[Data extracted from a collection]
--- START ---
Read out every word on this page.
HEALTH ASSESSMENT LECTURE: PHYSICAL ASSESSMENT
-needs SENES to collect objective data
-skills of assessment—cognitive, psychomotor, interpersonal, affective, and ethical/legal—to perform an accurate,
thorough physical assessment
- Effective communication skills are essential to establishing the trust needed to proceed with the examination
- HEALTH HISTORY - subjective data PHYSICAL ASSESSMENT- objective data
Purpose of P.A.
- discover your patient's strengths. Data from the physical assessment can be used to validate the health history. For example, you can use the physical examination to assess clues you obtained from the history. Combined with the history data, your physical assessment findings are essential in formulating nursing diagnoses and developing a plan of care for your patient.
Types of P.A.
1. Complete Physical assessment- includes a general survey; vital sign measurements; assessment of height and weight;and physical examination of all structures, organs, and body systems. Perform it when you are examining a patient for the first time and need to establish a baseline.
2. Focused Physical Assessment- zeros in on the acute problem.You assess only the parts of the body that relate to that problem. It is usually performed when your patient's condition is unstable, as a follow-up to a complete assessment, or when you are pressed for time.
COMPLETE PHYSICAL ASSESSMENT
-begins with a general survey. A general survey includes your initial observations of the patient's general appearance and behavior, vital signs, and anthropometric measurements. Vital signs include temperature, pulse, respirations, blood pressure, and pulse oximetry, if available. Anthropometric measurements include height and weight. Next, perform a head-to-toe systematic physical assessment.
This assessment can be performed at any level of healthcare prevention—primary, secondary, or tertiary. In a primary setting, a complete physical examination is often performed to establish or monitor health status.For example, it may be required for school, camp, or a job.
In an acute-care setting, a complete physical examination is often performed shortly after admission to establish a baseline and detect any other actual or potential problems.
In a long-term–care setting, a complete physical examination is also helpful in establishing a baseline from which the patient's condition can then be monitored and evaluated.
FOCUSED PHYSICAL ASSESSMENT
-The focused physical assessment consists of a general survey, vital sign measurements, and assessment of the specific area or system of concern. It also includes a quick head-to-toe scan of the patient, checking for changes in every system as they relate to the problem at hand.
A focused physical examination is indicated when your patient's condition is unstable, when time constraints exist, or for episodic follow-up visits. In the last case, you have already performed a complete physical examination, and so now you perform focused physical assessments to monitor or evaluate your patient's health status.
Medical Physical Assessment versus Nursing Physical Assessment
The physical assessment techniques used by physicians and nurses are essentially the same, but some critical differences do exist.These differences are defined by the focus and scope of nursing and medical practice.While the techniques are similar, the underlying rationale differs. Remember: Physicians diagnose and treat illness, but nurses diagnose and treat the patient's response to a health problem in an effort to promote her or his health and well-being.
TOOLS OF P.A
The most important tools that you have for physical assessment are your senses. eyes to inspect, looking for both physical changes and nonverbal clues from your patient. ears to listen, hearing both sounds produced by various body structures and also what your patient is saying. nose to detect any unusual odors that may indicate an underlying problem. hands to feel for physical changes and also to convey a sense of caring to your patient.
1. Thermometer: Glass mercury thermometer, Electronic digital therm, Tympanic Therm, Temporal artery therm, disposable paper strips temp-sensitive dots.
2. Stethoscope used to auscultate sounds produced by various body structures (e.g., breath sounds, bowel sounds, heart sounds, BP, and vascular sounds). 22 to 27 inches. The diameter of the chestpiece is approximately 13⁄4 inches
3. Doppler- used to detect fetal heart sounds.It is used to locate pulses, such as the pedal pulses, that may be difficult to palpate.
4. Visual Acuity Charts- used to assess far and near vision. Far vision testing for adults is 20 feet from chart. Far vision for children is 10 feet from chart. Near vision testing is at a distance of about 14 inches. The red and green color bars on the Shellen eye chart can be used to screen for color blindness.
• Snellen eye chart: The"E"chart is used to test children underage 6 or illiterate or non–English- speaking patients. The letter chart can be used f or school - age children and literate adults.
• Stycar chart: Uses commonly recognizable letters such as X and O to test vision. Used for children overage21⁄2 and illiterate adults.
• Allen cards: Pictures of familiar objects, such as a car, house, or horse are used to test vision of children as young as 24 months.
--- END ---
Exercise goal. Among the lines above, return those that contain the string "children".

Exercise result.
4. Visual Acuity Charts- used to assess far and near vision. Far vision testing for adults is 20 feet from chart. Far vision for children is 10 feet from chart. Near vision testing is at a distance of about 14 inches. The red and green color bars on the Shellen eye chart can be used to screen for color blindness.
• Snellen eye chart: The"E"chart is used to test children underage 6 or illiterate or non–English- speaking patients. The letter chart can be used f or school - age children and literate adults.
• Stycar chart: Uses commonly recognizable letters such as X and O to test vision. Used for children overage21⁄2 and illiterate adults.
• Allen cards: Pictures of familiar objects, such as a car, house, or horse are used to test vision of children as young as 24 months.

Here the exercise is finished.